▶ [CHALLENGE] Your copy of the material below should match it exactly, except that it holds no pictures.
Begin RECORD SET
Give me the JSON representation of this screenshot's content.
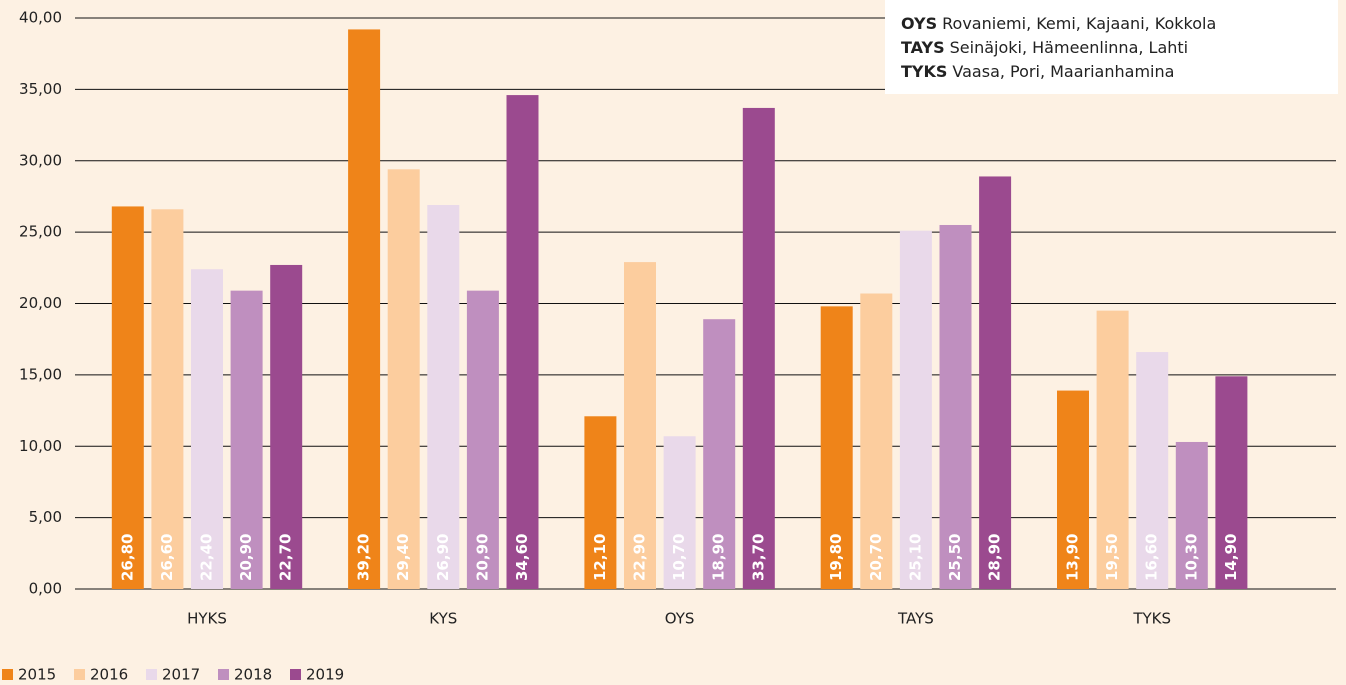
{
  "chart_data": {
    "type": "bar",
    "categories": [
      "HYKS",
      "KYS",
      "OYS",
      "TAYS",
      "TYKS"
    ],
    "series": [
      {
        "name": "2015",
        "color": "#ef8419",
        "values": [
          26.8,
          39.2,
          12.1,
          19.8,
          13.9
        ],
        "value_labels": [
          "26,80",
          "39,20",
          "12,10",
          "19,80",
          "13,90"
        ]
      },
      {
        "name": "2016",
        "color": "#fccd9e",
        "values": [
          26.6,
          29.4,
          22.9,
          20.7,
          19.5
        ],
        "value_labels": [
          "26,60",
          "29,40",
          "22,90",
          "20,70",
          "19,50"
        ]
      },
      {
        "name": "2017",
        "color": "#e9d9ea",
        "values": [
          22.4,
          26.9,
          10.7,
          25.1,
          16.6
        ],
        "value_labels": [
          "22,40",
          "26,90",
          "10,70",
          "25,10",
          "16,60"
        ]
      },
      {
        "name": "2018",
        "color": "#bf8fbf",
        "values": [
          20.9,
          20.9,
          18.9,
          25.5,
          10.3
        ],
        "value_labels": [
          "20,90",
          "20,90",
          "18,90",
          "25,50",
          "10,30"
        ]
      },
      {
        "name": "2019",
        "color": "#9b4a8f",
        "values": [
          22.7,
          34.6,
          33.7,
          28.9,
          14.9
        ],
        "value_labels": [
          "22,70",
          "34,60",
          "33,70",
          "28,90",
          "14,90"
        ]
      }
    ],
    "ylim": [
      0,
      40
    ],
    "yticks": [
      {
        "value": 0,
        "label": "0,00"
      },
      {
        "value": 5,
        "label": "5,00"
      },
      {
        "value": 10,
        "label": "10,00"
      },
      {
        "value": 15,
        "label": "15,00"
      },
      {
        "value": 20,
        "label": "20,00"
      },
      {
        "value": 25,
        "label": "25,00"
      },
      {
        "value": 30,
        "label": "30,00"
      },
      {
        "value": 35,
        "label": "35,00"
      },
      {
        "value": 40,
        "label": "40,00"
      }
    ],
    "grid": true,
    "notes": [
      {
        "code": "OYS",
        "text": "Rovaniemi, Kemi, Kajaani, Kokkola"
      },
      {
        "code": "TAYS",
        "text": "Seinäjoki, Hämeenlinna, Lahti"
      },
      {
        "code": "TYKS",
        "text": "Vaasa, Pori, Maarianhamina"
      }
    ]
  }
}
End RECORD SET
▶ [ANSWER TO THE PROBLEM]
Give me the JSON representation of this screenshot's content.
{
  "chart_data": {
    "type": "bar",
    "categories": [
      "HYKS",
      "KYS",
      "OYS",
      "TAYS",
      "TYKS"
    ],
    "series": [
      {
        "name": "2015",
        "color": "#ef8419",
        "values": [
          26.8,
          39.2,
          12.1,
          19.8,
          13.9
        ],
        "value_labels": [
          "26,80",
          "39,20",
          "12,10",
          "19,80",
          "13,90"
        ]
      },
      {
        "name": "2016",
        "color": "#fccd9e",
        "values": [
          26.6,
          29.4,
          22.9,
          20.7,
          19.5
        ],
        "value_labels": [
          "26,60",
          "29,40",
          "22,90",
          "20,70",
          "19,50"
        ]
      },
      {
        "name": "2017",
        "color": "#e9d9ea",
        "values": [
          22.4,
          26.9,
          10.7,
          25.1,
          16.6
        ],
        "value_labels": [
          "22,40",
          "26,90",
          "10,70",
          "25,10",
          "16,60"
        ]
      },
      {
        "name": "2018",
        "color": "#bf8fbf",
        "values": [
          20.9,
          20.9,
          18.9,
          25.5,
          10.3
        ],
        "value_labels": [
          "20,90",
          "20,90",
          "18,90",
          "25,50",
          "10,30"
        ]
      },
      {
        "name": "2019",
        "color": "#9b4a8f",
        "values": [
          22.7,
          34.6,
          33.7,
          28.9,
          14.9
        ],
        "value_labels": [
          "22,70",
          "34,60",
          "33,70",
          "28,90",
          "14,90"
        ]
      }
    ],
    "ylim": [
      0,
      40
    ],
    "yticks": [
      {
        "value": 0,
        "label": "0,00"
      },
      {
        "value": 5,
        "label": "5,00"
      },
      {
        "value": 10,
        "label": "10,00"
      },
      {
        "value": 15,
        "label": "15,00"
      },
      {
        "value": 20,
        "label": "20,00"
      },
      {
        "value": 25,
        "label": "25,00"
      },
      {
        "value": 30,
        "label": "30,00"
      },
      {
        "value": 35,
        "label": "35,00"
      },
      {
        "value": 40,
        "label": "40,00"
      }
    ],
    "grid": true,
    "notes": [
      {
        "code": "OYS",
        "text": "Rovaniemi, Kemi, Kajaani, Kokkola"
      },
      {
        "code": "TAYS",
        "text": "Seinäjoki, Hämeenlinna, Lahti"
      },
      {
        "code": "TYKS",
        "text": "Vaasa, Pori, Maarianhamina"
      }
    ]
  }
}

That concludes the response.